- **EXERCISE TASK**: Find every line with the word "position" and report how many there are, without any other text.

___

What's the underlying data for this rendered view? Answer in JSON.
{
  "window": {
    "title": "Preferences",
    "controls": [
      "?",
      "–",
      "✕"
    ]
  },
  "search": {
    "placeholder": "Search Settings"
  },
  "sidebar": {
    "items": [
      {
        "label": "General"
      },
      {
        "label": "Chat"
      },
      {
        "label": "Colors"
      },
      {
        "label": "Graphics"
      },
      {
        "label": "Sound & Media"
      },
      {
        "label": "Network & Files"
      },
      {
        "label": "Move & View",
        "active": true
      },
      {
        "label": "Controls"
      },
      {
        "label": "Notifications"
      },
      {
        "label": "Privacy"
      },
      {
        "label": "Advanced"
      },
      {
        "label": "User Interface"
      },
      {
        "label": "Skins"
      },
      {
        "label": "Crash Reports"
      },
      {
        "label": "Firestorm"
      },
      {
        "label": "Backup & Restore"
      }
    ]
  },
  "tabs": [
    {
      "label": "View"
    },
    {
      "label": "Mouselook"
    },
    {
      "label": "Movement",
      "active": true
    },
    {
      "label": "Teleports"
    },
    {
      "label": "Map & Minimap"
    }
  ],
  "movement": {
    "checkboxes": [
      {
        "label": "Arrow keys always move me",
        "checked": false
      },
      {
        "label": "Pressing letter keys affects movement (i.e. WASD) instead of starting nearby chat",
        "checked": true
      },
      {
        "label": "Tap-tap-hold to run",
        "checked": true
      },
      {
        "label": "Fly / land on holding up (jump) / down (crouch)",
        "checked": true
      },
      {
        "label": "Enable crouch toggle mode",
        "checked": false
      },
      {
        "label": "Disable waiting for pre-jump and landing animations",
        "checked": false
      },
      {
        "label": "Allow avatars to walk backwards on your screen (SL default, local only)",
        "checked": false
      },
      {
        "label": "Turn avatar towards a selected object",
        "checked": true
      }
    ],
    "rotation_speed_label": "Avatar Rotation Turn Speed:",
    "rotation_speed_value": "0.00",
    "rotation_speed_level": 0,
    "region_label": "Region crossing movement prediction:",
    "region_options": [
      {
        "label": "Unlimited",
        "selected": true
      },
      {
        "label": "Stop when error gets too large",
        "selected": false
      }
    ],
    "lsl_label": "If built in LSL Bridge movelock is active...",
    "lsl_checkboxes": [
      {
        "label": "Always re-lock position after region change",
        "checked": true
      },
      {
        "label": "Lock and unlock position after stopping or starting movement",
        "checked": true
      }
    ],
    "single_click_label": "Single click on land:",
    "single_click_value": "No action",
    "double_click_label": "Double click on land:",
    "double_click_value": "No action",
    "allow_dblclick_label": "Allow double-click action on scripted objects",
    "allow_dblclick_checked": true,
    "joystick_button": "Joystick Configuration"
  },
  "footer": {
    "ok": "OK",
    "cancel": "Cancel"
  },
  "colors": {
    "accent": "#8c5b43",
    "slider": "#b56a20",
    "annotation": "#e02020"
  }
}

___

- **TASK OUTPUT**: 2